[Dataset items]
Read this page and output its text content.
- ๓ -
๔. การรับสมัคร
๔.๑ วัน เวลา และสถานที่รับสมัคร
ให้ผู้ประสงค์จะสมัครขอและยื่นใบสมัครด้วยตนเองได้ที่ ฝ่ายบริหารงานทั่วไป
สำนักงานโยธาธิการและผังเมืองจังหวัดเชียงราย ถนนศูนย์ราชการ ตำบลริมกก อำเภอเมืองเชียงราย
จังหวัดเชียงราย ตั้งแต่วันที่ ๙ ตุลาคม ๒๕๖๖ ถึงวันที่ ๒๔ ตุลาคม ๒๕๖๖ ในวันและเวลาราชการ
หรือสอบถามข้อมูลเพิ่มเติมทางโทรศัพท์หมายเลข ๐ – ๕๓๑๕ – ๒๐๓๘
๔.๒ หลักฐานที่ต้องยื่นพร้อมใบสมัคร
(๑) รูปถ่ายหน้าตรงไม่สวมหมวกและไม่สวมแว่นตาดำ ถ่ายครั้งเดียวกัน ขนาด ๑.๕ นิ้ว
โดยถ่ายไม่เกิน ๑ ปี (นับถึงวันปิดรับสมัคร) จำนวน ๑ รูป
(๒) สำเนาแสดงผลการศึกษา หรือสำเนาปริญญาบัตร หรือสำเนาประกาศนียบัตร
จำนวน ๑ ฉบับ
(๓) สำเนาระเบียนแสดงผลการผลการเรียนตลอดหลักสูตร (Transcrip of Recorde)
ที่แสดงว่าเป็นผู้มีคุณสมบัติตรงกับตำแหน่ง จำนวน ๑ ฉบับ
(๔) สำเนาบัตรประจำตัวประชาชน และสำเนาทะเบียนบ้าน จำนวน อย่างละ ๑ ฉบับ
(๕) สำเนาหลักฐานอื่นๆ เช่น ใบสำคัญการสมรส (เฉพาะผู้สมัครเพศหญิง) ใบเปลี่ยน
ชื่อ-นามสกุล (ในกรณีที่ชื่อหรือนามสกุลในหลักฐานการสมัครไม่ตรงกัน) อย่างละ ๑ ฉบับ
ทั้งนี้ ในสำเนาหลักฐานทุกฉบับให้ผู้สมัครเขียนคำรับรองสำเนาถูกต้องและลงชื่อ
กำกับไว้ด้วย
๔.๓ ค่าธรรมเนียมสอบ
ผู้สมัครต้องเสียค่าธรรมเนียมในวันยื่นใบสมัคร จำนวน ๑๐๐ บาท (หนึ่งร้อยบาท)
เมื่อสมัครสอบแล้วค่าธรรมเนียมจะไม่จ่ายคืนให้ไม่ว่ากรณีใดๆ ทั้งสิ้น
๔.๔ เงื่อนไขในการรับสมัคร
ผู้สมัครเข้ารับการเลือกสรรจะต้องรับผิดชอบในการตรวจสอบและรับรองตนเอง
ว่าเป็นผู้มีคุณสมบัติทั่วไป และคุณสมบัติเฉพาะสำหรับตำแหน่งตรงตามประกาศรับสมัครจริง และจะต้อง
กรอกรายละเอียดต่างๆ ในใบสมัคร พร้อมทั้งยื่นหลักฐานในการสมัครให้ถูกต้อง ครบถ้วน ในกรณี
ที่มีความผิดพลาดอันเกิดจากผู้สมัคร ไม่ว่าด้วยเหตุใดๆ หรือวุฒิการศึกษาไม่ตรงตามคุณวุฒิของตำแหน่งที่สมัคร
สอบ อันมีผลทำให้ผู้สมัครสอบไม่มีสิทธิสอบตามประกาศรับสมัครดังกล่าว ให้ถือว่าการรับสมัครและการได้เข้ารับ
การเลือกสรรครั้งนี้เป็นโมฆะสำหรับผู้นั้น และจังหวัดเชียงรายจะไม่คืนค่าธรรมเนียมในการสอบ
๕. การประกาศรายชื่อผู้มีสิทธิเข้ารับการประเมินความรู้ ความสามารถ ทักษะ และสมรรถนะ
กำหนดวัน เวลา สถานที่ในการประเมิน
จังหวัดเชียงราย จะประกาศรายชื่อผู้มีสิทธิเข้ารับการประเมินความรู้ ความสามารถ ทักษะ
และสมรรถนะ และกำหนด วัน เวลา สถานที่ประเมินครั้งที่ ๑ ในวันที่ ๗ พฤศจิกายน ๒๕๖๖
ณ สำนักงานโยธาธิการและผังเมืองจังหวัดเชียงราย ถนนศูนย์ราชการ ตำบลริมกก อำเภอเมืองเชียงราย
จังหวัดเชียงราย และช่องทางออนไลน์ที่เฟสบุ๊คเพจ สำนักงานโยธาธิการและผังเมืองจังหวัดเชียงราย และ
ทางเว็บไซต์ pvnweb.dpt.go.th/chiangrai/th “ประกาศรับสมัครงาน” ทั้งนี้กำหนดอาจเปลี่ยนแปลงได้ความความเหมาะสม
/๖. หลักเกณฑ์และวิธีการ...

Stated task:
Say how many lines of the data include the word "กงานโยธาธ". Nothing other than the number should be given.

Completed task:
3